| Task description |
Look through the records below and collect all lines that hold the string "diagonally".

| Given data |
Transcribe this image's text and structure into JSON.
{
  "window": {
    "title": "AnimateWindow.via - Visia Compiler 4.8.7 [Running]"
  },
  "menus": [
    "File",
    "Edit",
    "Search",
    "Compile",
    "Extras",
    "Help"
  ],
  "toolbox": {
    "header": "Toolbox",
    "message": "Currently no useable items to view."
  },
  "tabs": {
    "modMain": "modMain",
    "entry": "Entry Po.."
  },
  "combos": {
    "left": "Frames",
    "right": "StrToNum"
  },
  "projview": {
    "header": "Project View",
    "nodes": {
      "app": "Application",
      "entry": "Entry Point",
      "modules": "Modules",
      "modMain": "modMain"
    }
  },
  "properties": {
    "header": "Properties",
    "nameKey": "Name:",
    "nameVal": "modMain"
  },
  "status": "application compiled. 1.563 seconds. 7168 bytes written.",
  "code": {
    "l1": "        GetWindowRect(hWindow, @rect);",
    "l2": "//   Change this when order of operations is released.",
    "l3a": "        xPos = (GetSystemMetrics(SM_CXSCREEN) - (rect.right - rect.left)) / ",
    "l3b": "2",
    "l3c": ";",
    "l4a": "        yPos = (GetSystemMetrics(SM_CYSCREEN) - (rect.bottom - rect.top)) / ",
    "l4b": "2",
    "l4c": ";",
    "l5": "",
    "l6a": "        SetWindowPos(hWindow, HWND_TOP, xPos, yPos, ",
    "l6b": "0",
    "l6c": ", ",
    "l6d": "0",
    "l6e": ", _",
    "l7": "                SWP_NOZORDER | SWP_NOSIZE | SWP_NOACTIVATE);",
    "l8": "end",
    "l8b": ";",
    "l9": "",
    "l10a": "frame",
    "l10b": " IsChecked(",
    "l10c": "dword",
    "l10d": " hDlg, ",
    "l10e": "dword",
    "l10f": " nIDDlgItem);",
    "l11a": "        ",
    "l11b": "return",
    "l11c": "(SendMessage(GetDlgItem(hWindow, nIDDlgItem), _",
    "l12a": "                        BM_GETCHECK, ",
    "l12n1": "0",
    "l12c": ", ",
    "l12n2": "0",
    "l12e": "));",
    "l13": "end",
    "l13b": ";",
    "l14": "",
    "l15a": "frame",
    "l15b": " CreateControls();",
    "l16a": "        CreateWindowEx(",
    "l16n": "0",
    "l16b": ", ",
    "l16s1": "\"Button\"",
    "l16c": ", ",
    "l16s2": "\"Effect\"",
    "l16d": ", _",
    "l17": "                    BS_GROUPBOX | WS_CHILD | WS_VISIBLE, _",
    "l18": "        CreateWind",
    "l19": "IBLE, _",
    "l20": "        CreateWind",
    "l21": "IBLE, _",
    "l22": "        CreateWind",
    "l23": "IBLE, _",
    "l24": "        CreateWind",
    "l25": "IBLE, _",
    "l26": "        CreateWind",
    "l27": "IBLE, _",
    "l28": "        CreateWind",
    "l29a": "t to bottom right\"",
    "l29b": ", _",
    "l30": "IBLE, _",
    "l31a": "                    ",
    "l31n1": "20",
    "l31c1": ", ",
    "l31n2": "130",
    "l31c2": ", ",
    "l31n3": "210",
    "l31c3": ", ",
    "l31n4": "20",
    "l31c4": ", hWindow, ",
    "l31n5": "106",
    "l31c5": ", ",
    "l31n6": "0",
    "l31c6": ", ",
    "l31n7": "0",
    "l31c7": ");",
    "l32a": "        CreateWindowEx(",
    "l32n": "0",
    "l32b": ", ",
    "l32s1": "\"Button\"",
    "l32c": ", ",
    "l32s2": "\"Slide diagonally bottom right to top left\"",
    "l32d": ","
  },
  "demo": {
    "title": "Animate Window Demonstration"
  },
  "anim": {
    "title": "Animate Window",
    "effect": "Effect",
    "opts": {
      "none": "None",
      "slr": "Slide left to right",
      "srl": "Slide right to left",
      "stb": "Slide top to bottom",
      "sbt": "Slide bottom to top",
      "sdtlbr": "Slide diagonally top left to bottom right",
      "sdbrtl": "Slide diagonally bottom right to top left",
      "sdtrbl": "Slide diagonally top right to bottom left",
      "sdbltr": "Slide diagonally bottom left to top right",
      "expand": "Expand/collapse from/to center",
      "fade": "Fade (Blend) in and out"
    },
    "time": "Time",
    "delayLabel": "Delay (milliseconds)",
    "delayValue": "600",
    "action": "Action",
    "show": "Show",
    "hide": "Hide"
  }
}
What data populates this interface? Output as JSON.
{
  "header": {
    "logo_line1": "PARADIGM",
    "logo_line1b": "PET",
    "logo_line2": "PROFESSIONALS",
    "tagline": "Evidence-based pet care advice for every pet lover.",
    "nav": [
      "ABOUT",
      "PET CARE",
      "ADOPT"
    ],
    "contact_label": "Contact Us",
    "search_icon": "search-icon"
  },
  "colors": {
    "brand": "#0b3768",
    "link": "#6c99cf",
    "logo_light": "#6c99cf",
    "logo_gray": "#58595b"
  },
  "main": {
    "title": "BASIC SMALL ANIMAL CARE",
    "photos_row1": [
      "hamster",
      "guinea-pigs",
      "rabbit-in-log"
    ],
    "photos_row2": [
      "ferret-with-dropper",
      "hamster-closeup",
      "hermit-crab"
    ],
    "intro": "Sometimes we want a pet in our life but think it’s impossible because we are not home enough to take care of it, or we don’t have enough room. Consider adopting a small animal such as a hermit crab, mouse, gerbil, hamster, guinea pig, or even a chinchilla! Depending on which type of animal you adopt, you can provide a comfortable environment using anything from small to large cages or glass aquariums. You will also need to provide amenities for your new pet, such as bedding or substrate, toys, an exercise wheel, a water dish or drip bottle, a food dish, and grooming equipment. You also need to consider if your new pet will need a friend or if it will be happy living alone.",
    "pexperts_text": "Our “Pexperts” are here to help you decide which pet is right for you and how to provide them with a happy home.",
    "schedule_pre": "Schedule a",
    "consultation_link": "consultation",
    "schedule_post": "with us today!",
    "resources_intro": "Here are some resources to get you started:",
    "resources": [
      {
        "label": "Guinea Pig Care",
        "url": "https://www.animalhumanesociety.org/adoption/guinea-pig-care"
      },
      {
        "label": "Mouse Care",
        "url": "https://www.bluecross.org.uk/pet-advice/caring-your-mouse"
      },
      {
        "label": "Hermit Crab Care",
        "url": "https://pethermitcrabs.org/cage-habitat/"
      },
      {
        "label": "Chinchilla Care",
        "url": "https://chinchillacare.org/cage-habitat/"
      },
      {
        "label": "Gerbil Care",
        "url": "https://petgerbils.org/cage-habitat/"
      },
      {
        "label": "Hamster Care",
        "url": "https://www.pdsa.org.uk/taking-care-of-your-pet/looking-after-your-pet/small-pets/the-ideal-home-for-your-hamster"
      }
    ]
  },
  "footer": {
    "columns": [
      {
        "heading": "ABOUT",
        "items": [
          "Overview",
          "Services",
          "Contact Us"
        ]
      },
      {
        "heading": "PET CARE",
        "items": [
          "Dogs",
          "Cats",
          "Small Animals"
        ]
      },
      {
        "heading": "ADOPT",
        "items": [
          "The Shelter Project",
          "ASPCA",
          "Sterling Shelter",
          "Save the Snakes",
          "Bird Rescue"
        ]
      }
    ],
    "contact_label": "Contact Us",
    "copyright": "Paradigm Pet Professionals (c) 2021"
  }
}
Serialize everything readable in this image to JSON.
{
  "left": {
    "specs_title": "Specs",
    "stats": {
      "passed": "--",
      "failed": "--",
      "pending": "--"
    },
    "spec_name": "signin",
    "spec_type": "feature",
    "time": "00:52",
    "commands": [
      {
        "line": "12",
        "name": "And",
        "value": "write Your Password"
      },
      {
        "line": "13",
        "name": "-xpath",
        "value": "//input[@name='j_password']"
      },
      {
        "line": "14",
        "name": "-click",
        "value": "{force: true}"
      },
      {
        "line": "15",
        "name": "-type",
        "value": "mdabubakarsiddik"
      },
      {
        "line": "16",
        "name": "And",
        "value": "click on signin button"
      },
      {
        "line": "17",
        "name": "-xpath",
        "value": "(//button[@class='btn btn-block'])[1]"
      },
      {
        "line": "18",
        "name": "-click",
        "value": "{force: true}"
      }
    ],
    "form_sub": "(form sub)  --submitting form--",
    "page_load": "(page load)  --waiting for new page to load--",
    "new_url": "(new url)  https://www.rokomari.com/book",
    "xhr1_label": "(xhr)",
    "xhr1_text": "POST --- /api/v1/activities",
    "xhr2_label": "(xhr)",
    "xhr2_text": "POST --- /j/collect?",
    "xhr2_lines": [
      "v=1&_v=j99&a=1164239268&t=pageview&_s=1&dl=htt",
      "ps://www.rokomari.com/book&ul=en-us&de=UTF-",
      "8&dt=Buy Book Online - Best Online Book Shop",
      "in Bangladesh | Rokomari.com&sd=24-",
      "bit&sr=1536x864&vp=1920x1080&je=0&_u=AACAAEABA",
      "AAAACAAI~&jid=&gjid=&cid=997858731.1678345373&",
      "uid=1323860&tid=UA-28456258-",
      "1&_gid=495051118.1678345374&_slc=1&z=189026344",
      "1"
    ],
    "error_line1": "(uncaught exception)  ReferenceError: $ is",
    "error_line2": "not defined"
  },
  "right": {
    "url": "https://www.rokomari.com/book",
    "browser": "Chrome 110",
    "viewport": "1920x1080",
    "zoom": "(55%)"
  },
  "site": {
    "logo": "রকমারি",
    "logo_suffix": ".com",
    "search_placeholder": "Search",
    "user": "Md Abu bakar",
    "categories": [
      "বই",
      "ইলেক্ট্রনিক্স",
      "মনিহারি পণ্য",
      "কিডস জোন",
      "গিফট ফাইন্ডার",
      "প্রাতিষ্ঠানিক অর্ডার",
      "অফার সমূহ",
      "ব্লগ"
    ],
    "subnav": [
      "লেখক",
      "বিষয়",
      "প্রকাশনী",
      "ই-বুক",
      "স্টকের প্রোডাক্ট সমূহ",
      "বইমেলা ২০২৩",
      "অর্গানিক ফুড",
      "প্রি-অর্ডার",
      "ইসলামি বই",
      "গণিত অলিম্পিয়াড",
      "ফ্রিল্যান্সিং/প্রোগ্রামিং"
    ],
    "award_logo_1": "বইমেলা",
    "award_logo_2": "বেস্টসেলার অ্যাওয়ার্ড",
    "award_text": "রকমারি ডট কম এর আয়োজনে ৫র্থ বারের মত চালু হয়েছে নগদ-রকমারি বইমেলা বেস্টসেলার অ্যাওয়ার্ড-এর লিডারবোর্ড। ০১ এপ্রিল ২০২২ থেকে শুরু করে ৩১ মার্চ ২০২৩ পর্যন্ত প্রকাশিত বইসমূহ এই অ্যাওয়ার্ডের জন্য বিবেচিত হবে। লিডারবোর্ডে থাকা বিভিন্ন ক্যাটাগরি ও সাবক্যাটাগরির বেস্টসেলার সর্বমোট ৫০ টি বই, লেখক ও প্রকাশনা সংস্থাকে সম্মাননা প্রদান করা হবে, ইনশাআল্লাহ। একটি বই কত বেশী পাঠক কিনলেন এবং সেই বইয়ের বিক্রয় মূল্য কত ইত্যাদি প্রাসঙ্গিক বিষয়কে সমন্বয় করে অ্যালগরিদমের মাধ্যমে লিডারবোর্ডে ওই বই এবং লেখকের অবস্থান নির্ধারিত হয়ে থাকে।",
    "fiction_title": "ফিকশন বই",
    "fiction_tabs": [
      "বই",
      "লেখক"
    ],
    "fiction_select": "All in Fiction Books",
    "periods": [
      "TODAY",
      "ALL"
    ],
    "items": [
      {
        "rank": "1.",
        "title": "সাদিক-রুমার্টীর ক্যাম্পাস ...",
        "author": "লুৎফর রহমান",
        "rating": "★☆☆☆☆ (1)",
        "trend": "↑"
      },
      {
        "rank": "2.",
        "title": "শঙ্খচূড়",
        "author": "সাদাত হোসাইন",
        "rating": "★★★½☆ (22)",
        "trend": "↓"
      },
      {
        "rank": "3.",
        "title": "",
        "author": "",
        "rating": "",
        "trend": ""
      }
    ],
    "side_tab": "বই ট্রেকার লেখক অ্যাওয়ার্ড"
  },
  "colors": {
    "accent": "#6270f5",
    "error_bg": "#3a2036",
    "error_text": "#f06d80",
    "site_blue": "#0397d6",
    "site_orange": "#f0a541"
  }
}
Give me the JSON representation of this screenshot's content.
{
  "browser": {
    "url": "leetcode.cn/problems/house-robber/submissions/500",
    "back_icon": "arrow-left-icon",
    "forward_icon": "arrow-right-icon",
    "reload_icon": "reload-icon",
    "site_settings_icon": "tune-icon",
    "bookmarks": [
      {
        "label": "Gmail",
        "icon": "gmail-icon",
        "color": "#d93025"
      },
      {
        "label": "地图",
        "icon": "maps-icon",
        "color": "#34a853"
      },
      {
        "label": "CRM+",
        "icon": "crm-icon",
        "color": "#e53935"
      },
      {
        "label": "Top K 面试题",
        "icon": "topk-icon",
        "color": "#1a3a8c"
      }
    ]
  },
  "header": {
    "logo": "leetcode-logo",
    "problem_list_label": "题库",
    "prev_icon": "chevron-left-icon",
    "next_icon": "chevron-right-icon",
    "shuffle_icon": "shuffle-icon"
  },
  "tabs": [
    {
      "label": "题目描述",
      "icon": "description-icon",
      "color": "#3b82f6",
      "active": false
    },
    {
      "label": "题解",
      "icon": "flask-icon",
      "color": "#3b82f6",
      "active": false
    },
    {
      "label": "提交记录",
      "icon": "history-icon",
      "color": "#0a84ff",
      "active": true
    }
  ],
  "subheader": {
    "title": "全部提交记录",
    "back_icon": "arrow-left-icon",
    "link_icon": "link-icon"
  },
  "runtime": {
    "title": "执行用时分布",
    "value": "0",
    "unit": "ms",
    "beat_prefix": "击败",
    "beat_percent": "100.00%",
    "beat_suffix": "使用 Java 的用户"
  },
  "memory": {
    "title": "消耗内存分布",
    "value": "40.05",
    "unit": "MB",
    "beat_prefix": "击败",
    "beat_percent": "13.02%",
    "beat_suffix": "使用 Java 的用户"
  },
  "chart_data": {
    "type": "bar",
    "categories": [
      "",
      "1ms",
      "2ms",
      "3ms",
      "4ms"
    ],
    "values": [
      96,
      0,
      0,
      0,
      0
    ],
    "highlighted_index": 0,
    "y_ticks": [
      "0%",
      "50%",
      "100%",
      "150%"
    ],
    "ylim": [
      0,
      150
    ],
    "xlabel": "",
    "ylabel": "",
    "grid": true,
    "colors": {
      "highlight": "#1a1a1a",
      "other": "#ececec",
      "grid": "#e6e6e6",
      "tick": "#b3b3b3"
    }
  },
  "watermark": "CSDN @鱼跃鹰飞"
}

| Exercise answer |
    "l32s2": "\"Slide diagonally bottom right to top left\"",
      "sdtlbr": "Slide diagonally top left to bottom right",
      "sdbrtl": "Slide diagonally bottom right to top left",
      "sdtrbl": "Slide diagonally top right to bottom left",
      "sdbltr": "Slide diagonally bottom left to top right",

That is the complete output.